Restate the records below word for word, and omit the images they hold.
** START TASK DATA **
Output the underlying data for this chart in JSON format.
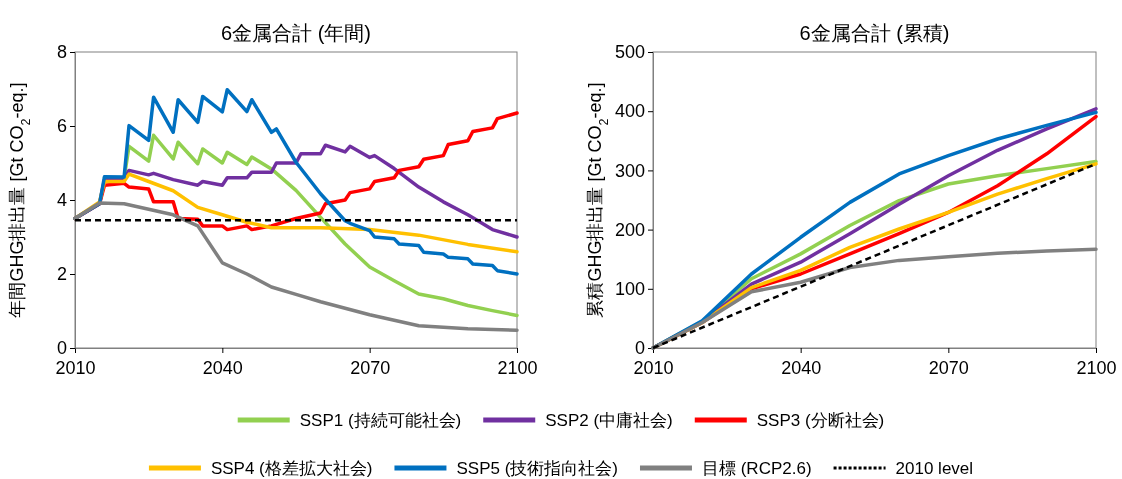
{
  "chart_data": [
    {
      "type": "line",
      "title": "6金属合計 (年間)",
      "ylabel": "年間GHG排出量 [Gt CO$_{2}$-eq.]",
      "xlim": [
        2010,
        2100
      ],
      "xticks": [
        2010,
        2040,
        2070,
        2100
      ],
      "ylim": [
        0,
        8
      ],
      "yticks": [
        0,
        2,
        4,
        6,
        8
      ],
      "legend": "bottom",
      "series": [
        {
          "name": "SSP1 (持続可能社会)",
          "color": "#92d050",
          "x": [
            2016,
            2020,
            2021,
            2025,
            2026,
            2030,
            2031,
            2035,
            2036,
            2040,
            2041,
            2045,
            2046,
            2050,
            2055,
            2060,
            2065,
            2070,
            2075,
            2080,
            2085,
            2090,
            2095,
            2100
          ],
          "values": [
            4.6,
            4.58,
            5.45,
            5.05,
            5.75,
            5.11,
            5.56,
            4.98,
            5.38,
            5.0,
            5.29,
            4.96,
            5.16,
            4.84,
            4.26,
            3.53,
            2.81,
            2.19,
            1.82,
            1.46,
            1.33,
            1.15,
            1.01,
            0.88
          ]
        },
        {
          "name": "SSP2 (中庸社会)",
          "color": "#7030a0",
          "x": [
            2010,
            2015,
            2016,
            2020,
            2021,
            2025,
            2026,
            2030,
            2035,
            2036,
            2040,
            2041,
            2045,
            2046,
            2050,
            2051,
            2055,
            2056,
            2060,
            2061,
            2065,
            2066,
            2070,
            2071,
            2075,
            2080,
            2085,
            2090,
            2095,
            2100
          ],
          "values": [
            3.5,
            3.9,
            4.55,
            4.55,
            4.8,
            4.68,
            4.72,
            4.55,
            4.4,
            4.5,
            4.4,
            4.6,
            4.6,
            4.75,
            4.75,
            5.0,
            5.0,
            5.25,
            5.25,
            5.48,
            5.3,
            5.45,
            5.15,
            5.2,
            4.85,
            4.35,
            3.95,
            3.6,
            3.2,
            3.0
          ]
        },
        {
          "name": "SSP3 (分断社会)",
          "color": "#ff0000",
          "x": [
            2010,
            2015,
            2016,
            2020,
            2021,
            2025,
            2026,
            2030,
            2031,
            2035,
            2036,
            2040,
            2041,
            2045,
            2046,
            2050,
            2055,
            2060,
            2061,
            2065,
            2066,
            2070,
            2071,
            2075,
            2076,
            2080,
            2081,
            2085,
            2086,
            2090,
            2091,
            2095,
            2096,
            2100
          ],
          "values": [
            3.5,
            3.9,
            4.4,
            4.45,
            4.35,
            4.3,
            3.95,
            3.95,
            3.5,
            3.48,
            3.3,
            3.3,
            3.2,
            3.3,
            3.2,
            3.3,
            3.5,
            3.65,
            3.9,
            4.0,
            4.2,
            4.3,
            4.5,
            4.6,
            4.8,
            4.9,
            5.1,
            5.2,
            5.5,
            5.6,
            5.85,
            5.95,
            6.2,
            6.35
          ]
        },
        {
          "name": "SSP4 (格差拡大社会)",
          "color": "#ffc000",
          "x": [
            2010,
            2015,
            2016,
            2020,
            2021,
            2025,
            2030,
            2035,
            2040,
            2045,
            2050,
            2060,
            2070,
            2080,
            2090,
            2100
          ],
          "values": [
            3.5,
            3.95,
            4.5,
            4.5,
            4.7,
            4.5,
            4.25,
            3.8,
            3.6,
            3.4,
            3.25,
            3.25,
            3.2,
            3.05,
            2.8,
            2.6
          ]
        },
        {
          "name": "SSP5 (技術指向社会)",
          "color": "#0070c0",
          "x": [
            2010,
            2015,
            2016,
            2020,
            2021,
            2025,
            2026,
            2030,
            2031,
            2035,
            2036,
            2040,
            2041,
            2045,
            2046,
            2050,
            2051,
            2055,
            2060,
            2065,
            2066,
            2070,
            2071,
            2075,
            2076,
            2080,
            2081,
            2085,
            2086,
            2090,
            2091,
            2095,
            2096,
            2100
          ],
          "values": [
            3.5,
            3.9,
            4.63,
            4.62,
            6.01,
            5.61,
            6.78,
            5.83,
            6.71,
            6.1,
            6.8,
            6.38,
            6.98,
            6.39,
            6.71,
            5.83,
            5.92,
            5.02,
            4.17,
            3.44,
            3.37,
            3.17,
            3.0,
            2.95,
            2.81,
            2.77,
            2.59,
            2.54,
            2.45,
            2.41,
            2.27,
            2.23,
            2.09,
            2.0
          ]
        },
        {
          "name": "目標 (RCP2.6)",
          "color": "#808080",
          "x": [
            2010,
            2015,
            2020,
            2025,
            2030,
            2035,
            2040,
            2045,
            2050,
            2055,
            2060,
            2070,
            2080,
            2090,
            2100
          ],
          "values": [
            3.5,
            3.92,
            3.9,
            3.75,
            3.6,
            3.3,
            2.3,
            2.0,
            1.65,
            1.45,
            1.25,
            0.9,
            0.6,
            0.52,
            0.48
          ]
        },
        {
          "name": "2010 level",
          "color": "#000000",
          "line_style": "dashed",
          "x": [
            2010,
            2100
          ],
          "values": [
            3.45,
            3.45
          ]
        }
      ]
    },
    {
      "type": "line",
      "title": "6金属合計 (累積)",
      "ylabel": "累積GHG排出量 [Gt CO$_{2}$-eq.]",
      "xlim": [
        2010,
        2100
      ],
      "xticks": [
        2010,
        2040,
        2070,
        2100
      ],
      "ylim": [
        0,
        500
      ],
      "yticks": [
        0,
        100,
        200,
        300,
        400,
        500
      ],
      "x": [
        2010,
        2020,
        2030,
        2040,
        2050,
        2060,
        2070,
        2080,
        2090,
        2100
      ],
      "series": [
        {
          "color": "#92d050",
          "values": [
            0,
            45,
            117,
            159,
            207,
            249,
            277,
            291,
            303,
            315
          ]
        },
        {
          "color": "#7030a0",
          "values": [
            0,
            44,
            108,
            145,
            193,
            243,
            291,
            334,
            370,
            404
          ]
        },
        {
          "color": "#ff0000",
          "values": [
            0,
            43,
            100,
            125,
            159,
            193,
            229,
            274,
            328,
            391
          ]
        },
        {
          "color": "#ffc000",
          "values": [
            0,
            43,
            102,
            131,
            170,
            201,
            229,
            260,
            286,
            311
          ]
        },
        {
          "color": "#0070c0",
          "values": [
            0,
            46,
            125,
            187,
            246,
            294,
            325,
            353,
            376,
            398
          ]
        },
        {
          "color": "#808080",
          "values": [
            0,
            43,
            95,
            111,
            136,
            148,
            154,
            160,
            164,
            167
          ]
        },
        {
          "color": "#000000",
          "line_style": "dashed",
          "x": [
            2010,
            2100
          ],
          "values": [
            0,
            311
          ]
        }
      ]
    }
  ]
}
** END TASK DATA **
▶ OUTPUT OF THE EXERCISE
Output the underlying data for this chart in JSON format.
{
  "chart_data": [
    {
      "type": "line",
      "title": "6金属合計 (年間)",
      "ylabel": "年間GHG排出量 [Gt CO$_{2}$-eq.]",
      "xlim": [
        2010,
        2100
      ],
      "xticks": [
        2010,
        2040,
        2070,
        2100
      ],
      "ylim": [
        0,
        8
      ],
      "yticks": [
        0,
        2,
        4,
        6,
        8
      ],
      "legend": "bottom",
      "series": [
        {
          "name": "SSP1 (持続可能社会)",
          "color": "#92d050",
          "x": [
            2016,
            2020,
            2021,
            2025,
            2026,
            2030,
            2031,
            2035,
            2036,
            2040,
            2041,
            2045,
            2046,
            2050,
            2055,
            2060,
            2065,
            2070,
            2075,
            2080,
            2085,
            2090,
            2095,
            2100
          ],
          "values": [
            4.6,
            4.58,
            5.45,
            5.05,
            5.75,
            5.11,
            5.56,
            4.98,
            5.38,
            5.0,
            5.29,
            4.96,
            5.16,
            4.84,
            4.26,
            3.53,
            2.81,
            2.19,
            1.82,
            1.46,
            1.33,
            1.15,
            1.01,
            0.88
          ]
        },
        {
          "name": "SSP2 (中庸社会)",
          "color": "#7030a0",
          "x": [
            2010,
            2015,
            2016,
            2020,
            2021,
            2025,
            2026,
            2030,
            2035,
            2036,
            2040,
            2041,
            2045,
            2046,
            2050,
            2051,
            2055,
            2056,
            2060,
            2061,
            2065,
            2066,
            2070,
            2071,
            2075,
            2080,
            2085,
            2090,
            2095,
            2100
          ],
          "values": [
            3.5,
            3.9,
            4.55,
            4.55,
            4.8,
            4.68,
            4.72,
            4.55,
            4.4,
            4.5,
            4.4,
            4.6,
            4.6,
            4.75,
            4.75,
            5.0,
            5.0,
            5.25,
            5.25,
            5.48,
            5.3,
            5.45,
            5.15,
            5.2,
            4.85,
            4.35,
            3.95,
            3.6,
            3.2,
            3.0
          ]
        },
        {
          "name": "SSP3 (分断社会)",
          "color": "#ff0000",
          "x": [
            2010,
            2015,
            2016,
            2020,
            2021,
            2025,
            2026,
            2030,
            2031,
            2035,
            2036,
            2040,
            2041,
            2045,
            2046,
            2050,
            2055,
            2060,
            2061,
            2065,
            2066,
            2070,
            2071,
            2075,
            2076,
            2080,
            2081,
            2085,
            2086,
            2090,
            2091,
            2095,
            2096,
            2100
          ],
          "values": [
            3.5,
            3.9,
            4.4,
            4.45,
            4.35,
            4.3,
            3.95,
            3.95,
            3.5,
            3.48,
            3.3,
            3.3,
            3.2,
            3.3,
            3.2,
            3.3,
            3.5,
            3.65,
            3.9,
            4.0,
            4.2,
            4.3,
            4.5,
            4.6,
            4.8,
            4.9,
            5.1,
            5.2,
            5.5,
            5.6,
            5.85,
            5.95,
            6.2,
            6.35
          ]
        },
        {
          "name": "SSP4 (格差拡大社会)",
          "color": "#ffc000",
          "x": [
            2010,
            2015,
            2016,
            2020,
            2021,
            2025,
            2030,
            2035,
            2040,
            2045,
            2050,
            2060,
            2070,
            2080,
            2090,
            2100
          ],
          "values": [
            3.5,
            3.95,
            4.5,
            4.5,
            4.7,
            4.5,
            4.25,
            3.8,
            3.6,
            3.4,
            3.25,
            3.25,
            3.2,
            3.05,
            2.8,
            2.6
          ]
        },
        {
          "name": "SSP5 (技術指向社会)",
          "color": "#0070c0",
          "x": [
            2010,
            2015,
            2016,
            2020,
            2021,
            2025,
            2026,
            2030,
            2031,
            2035,
            2036,
            2040,
            2041,
            2045,
            2046,
            2050,
            2051,
            2055,
            2060,
            2065,
            2066,
            2070,
            2071,
            2075,
            2076,
            2080,
            2081,
            2085,
            2086,
            2090,
            2091,
            2095,
            2096,
            2100
          ],
          "values": [
            3.5,
            3.9,
            4.63,
            4.62,
            6.01,
            5.61,
            6.78,
            5.83,
            6.71,
            6.1,
            6.8,
            6.38,
            6.98,
            6.39,
            6.71,
            5.83,
            5.92,
            5.02,
            4.17,
            3.44,
            3.37,
            3.17,
            3.0,
            2.95,
            2.81,
            2.77,
            2.59,
            2.54,
            2.45,
            2.41,
            2.27,
            2.23,
            2.09,
            2.0
          ]
        },
        {
          "name": "目標 (RCP2.6)",
          "color": "#808080",
          "x": [
            2010,
            2015,
            2020,
            2025,
            2030,
            2035,
            2040,
            2045,
            2050,
            2055,
            2060,
            2070,
            2080,
            2090,
            2100
          ],
          "values": [
            3.5,
            3.92,
            3.9,
            3.75,
            3.6,
            3.3,
            2.3,
            2.0,
            1.65,
            1.45,
            1.25,
            0.9,
            0.6,
            0.52,
            0.48
          ]
        },
        {
          "name": "2010 level",
          "color": "#000000",
          "line_style": "dashed",
          "x": [
            2010,
            2100
          ],
          "values": [
            3.45,
            3.45
          ]
        }
      ]
    },
    {
      "type": "line",
      "title": "6金属合計 (累積)",
      "ylabel": "累積GHG排出量 [Gt CO$_{2}$-eq.]",
      "xlim": [
        2010,
        2100
      ],
      "xticks": [
        2010,
        2040,
        2070,
        2100
      ],
      "ylim": [
        0,
        500
      ],
      "yticks": [
        0,
        100,
        200,
        300,
        400,
        500
      ],
      "x": [
        2010,
        2020,
        2030,
        2040,
        2050,
        2060,
        2070,
        2080,
        2090,
        2100
      ],
      "series": [
        {
          "color": "#92d050",
          "values": [
            0,
            45,
            117,
            159,
            207,
            249,
            277,
            291,
            303,
            315
          ]
        },
        {
          "color": "#7030a0",
          "values": [
            0,
            44,
            108,
            145,
            193,
            243,
            291,
            334,
            370,
            404
          ]
        },
        {
          "color": "#ff0000",
          "values": [
            0,
            43,
            100,
            125,
            159,
            193,
            229,
            274,
            328,
            391
          ]
        },
        {
          "color": "#ffc000",
          "values": [
            0,
            43,
            102,
            131,
            170,
            201,
            229,
            260,
            286,
            311
          ]
        },
        {
          "color": "#0070c0",
          "values": [
            0,
            46,
            125,
            187,
            246,
            294,
            325,
            353,
            376,
            398
          ]
        },
        {
          "color": "#808080",
          "values": [
            0,
            43,
            95,
            111,
            136,
            148,
            154,
            160,
            164,
            167
          ]
        },
        {
          "color": "#000000",
          "line_style": "dashed",
          "x": [
            2010,
            2100
          ],
          "values": [
            0,
            311
          ]
        }
      ]
    }
  ]
}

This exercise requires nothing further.